* THE REQUEST:
Consider the records below. How many of their lines include the word "JSON"? State the number and nothing else.

* INPUT RECORDS:
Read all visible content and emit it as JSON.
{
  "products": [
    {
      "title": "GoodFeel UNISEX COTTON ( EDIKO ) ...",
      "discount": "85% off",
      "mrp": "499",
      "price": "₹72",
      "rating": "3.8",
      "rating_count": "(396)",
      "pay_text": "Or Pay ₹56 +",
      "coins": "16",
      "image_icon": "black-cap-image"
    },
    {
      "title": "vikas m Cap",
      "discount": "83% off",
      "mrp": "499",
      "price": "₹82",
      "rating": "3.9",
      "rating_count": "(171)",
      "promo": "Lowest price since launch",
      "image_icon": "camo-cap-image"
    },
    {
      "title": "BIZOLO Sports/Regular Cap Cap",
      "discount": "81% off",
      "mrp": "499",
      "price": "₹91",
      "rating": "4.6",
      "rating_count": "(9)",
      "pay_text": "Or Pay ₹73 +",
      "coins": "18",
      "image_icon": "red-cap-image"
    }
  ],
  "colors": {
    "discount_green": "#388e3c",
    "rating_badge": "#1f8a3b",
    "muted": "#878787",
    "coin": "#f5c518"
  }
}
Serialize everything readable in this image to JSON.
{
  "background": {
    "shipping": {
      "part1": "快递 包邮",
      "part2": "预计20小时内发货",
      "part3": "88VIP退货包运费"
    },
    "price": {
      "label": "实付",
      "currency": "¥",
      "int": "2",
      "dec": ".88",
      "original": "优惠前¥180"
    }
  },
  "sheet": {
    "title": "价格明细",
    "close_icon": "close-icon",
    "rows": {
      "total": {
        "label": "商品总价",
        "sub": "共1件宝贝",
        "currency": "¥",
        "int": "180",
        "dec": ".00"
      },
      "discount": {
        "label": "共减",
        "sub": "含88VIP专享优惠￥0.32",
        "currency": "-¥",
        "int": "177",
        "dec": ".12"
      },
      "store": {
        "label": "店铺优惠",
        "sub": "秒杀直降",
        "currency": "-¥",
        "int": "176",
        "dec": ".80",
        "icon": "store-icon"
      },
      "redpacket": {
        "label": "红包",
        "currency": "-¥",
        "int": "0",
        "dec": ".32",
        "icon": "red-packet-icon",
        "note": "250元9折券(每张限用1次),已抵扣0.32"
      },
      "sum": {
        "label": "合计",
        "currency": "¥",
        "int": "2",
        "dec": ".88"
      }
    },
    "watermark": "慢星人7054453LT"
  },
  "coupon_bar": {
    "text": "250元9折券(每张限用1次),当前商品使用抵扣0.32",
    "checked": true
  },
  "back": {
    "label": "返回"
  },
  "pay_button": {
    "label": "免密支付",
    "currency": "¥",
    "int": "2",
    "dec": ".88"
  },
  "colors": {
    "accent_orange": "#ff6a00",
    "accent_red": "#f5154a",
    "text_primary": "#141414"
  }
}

* THE OUTPUT:
2